### Given instruction
Copy all lines holding the word "полости" from the entries.

_ _ _ _ _

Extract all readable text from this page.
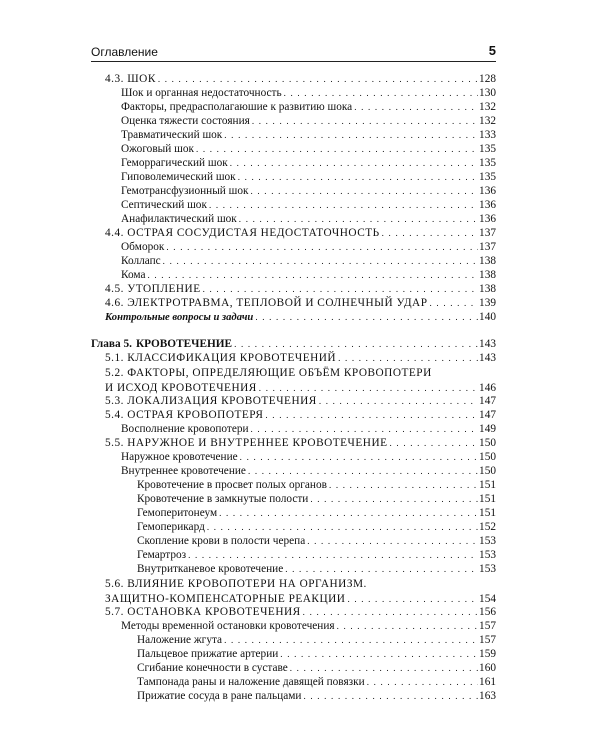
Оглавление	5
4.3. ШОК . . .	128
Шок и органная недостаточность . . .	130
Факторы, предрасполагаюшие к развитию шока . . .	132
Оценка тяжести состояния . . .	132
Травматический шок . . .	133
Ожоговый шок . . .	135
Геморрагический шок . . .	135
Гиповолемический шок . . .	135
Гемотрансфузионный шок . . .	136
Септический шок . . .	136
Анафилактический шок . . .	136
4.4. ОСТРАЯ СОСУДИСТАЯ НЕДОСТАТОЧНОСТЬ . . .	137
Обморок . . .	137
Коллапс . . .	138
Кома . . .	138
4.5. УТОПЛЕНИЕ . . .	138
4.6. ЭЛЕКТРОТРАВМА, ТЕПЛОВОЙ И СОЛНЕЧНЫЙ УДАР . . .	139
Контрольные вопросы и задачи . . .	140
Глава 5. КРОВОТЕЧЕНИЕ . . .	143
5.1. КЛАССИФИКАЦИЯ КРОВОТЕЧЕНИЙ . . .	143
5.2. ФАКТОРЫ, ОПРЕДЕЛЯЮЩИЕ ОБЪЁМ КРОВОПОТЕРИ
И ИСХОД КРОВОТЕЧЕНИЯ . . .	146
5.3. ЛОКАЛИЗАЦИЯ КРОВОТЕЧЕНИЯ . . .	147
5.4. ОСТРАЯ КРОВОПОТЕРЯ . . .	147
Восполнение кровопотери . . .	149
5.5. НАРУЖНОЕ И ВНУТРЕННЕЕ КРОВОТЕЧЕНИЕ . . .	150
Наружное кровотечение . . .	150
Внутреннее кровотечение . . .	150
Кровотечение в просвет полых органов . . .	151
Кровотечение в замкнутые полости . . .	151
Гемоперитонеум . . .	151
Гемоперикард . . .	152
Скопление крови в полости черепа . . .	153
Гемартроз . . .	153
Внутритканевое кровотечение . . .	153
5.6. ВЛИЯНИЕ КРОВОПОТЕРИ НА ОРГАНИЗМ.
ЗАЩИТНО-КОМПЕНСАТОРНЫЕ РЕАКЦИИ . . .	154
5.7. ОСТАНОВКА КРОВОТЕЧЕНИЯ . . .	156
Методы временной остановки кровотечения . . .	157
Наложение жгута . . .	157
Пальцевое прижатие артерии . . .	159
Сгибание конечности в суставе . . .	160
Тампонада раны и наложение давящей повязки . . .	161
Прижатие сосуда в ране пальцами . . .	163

_ _ _ _ _

### Exercise output
Кровотечение в замкнутые полости . . .	151
Скопление крови в полости черепа . . .	153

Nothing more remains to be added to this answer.